- _Collected data_:
■ ■ ■ ■ ■ ■ ■

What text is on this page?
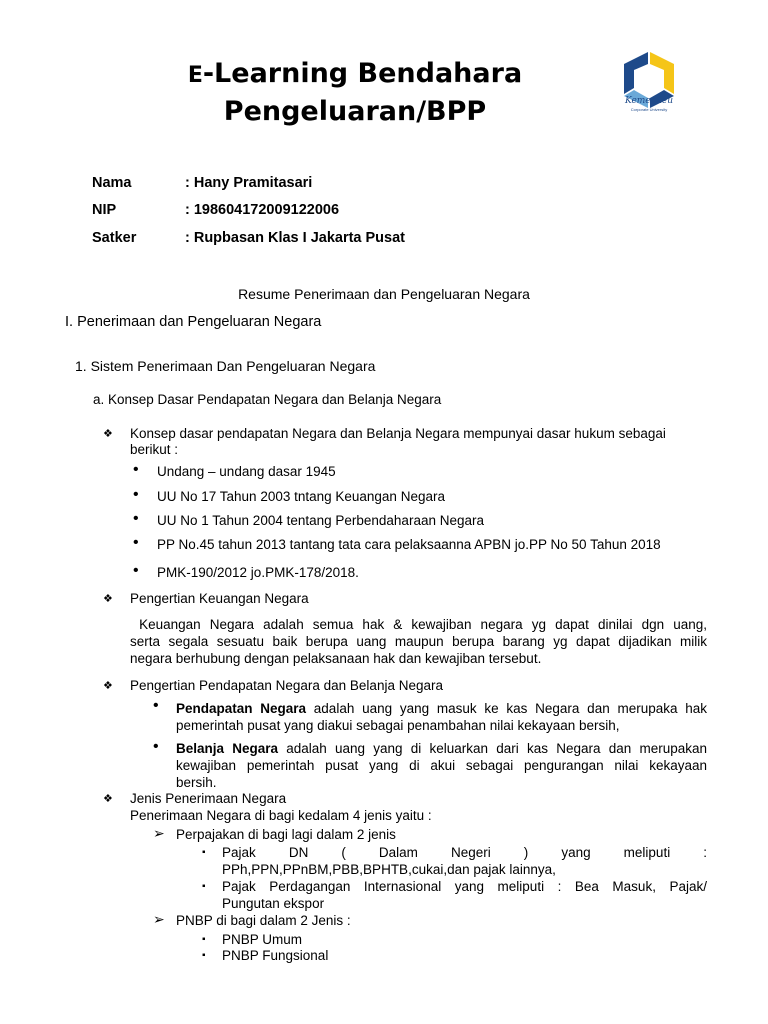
E-Learning Bendahara
Pengeluaran/BPP	Kemenkeu
Corporate University
Nama	: Hany Pramitasari
NIP	: 198604172009122006
Satker	: Rupbasan Klas I Jakarta Pusat
Resume Penerimaan dan Pengeluaran Negara
I. Penerimaan dan Pengeluaran Negara
1. Sistem Penerimaan Dan Pengeluaran Negara
a. Konsep Dasar Pendapatan Negara dan Belanja Negara
❖ Konsep dasar pendapatan Negara dan Belanja Negara mempunyai dasar hukum sebagai
berikut :
• Undang – undang dasar 1945
• UU No 17 Tahun 2003 tntang Keuangan Negara
• UU No 1 Tahun 2004 tentang Perbendaharaan Negara
• PP No.45 tahun 2013 tantang tata cara pelaksaanna APBN jo.PP No 50 Tahun 2018
• PMK-190/2012 jo.PMK-178/2018.
❖ Pengertian Keuangan Negara
Keuangan Negara adalah semua hak & kewajiban negara yg dapat dinilai dgn uang,
serta segala sesuatu baik berupa uang maupun berupa barang yg dapat dijadikan milik
negara berhubung dengan pelaksanaan hak dan kewajiban tersebut.
❖ Pengertian Pendapatan Negara dan Belanja Negara
• Pendapatan Negara adalah uang yang masuk ke kas Negara dan merupaka hak
pemerintah pusat yang diakui sebagai penambahan nilai kekayaan bersih,
• Belanja Negara adalah uang yang di keluarkan dari kas Negara dan merupakan
kewajiban pemerintah pusat yang di akui sebagai pengurangan nilai kekayaan
bersih.
❖ Jenis Penerimaan Negara
Penerimaan Negara di bagi kedalam 4 jenis yaitu :
➢ Perpajakan di bagi lagi dalam 2 jenis
▪ Pajak DN ( Dalam Negeri ) yang meliputi :
PPh,PPN,PPnBM,PBB,BPHTB,cukai,dan pajak lainnya,
▪ Pajak Perdagangan Internasional yang meliputi : Bea Masuk, Pajak/
Pungutan ekspor
➢ PNBP di bagi dalam 2 Jenis :
▪ PNBP Umum
▪ PNBP Fungsional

■ ■ ■ ■ ■ ■ ■

- _Task directions_: Give back the whole listing as it stands, minus its pictures.

- _Reply_:
What text is on this page?
E-Learning Bendahara
Pengeluaran/BPP	Kemenkeu
Corporate University
Nama	: Hany Pramitasari
NIP	: 198604172009122006
Satker	: Rupbasan Klas I Jakarta Pusat
Resume Penerimaan dan Pengeluaran Negara
I. Penerimaan dan Pengeluaran Negara
1. Sistem Penerimaan Dan Pengeluaran Negara
a. Konsep Dasar Pendapatan Negara dan Belanja Negara
❖ Konsep dasar pendapatan Negara dan Belanja Negara mempunyai dasar hukum sebagai
berikut :
• Undang – undang dasar 1945
• UU No 17 Tahun 2003 tntang Keuangan Negara
• UU No 1 Tahun 2004 tentang Perbendaharaan Negara
• PP No.45 tahun 2013 tantang tata cara pelaksaanna APBN jo.PP No 50 Tahun 2018
• PMK-190/2012 jo.PMK-178/2018.
❖ Pengertian Keuangan Negara
Keuangan Negara adalah semua hak & kewajiban negara yg dapat dinilai dgn uang,
serta segala sesuatu baik berupa uang maupun berupa barang yg dapat dijadikan milik
negara berhubung dengan pelaksanaan hak dan kewajiban tersebut.
❖ Pengertian Pendapatan Negara dan Belanja Negara
• Pendapatan Negara adalah uang yang masuk ke kas Negara dan merupaka hak
pemerintah pusat yang diakui sebagai penambahan nilai kekayaan bersih,
• Belanja Negara adalah uang yang di keluarkan dari kas Negara dan merupakan
kewajiban pemerintah pusat yang di akui sebagai pengurangan nilai kekayaan
bersih.
❖ Jenis Penerimaan Negara
Penerimaan Negara di bagi kedalam 4 jenis yaitu :
➢ Perpajakan di bagi lagi dalam 2 jenis
▪ Pajak DN ( Dalam Negeri ) yang meliputi :
PPh,PPN,PPnBM,PBB,BPHTB,cukai,dan pajak lainnya,
▪ Pajak Perdagangan Internasional yang meliputi : Bea Masuk, Pajak/
Pungutan ekspor
➢ PNBP di bagi dalam 2 Jenis :
▪ PNBP Umum
▪ PNBP Fungsional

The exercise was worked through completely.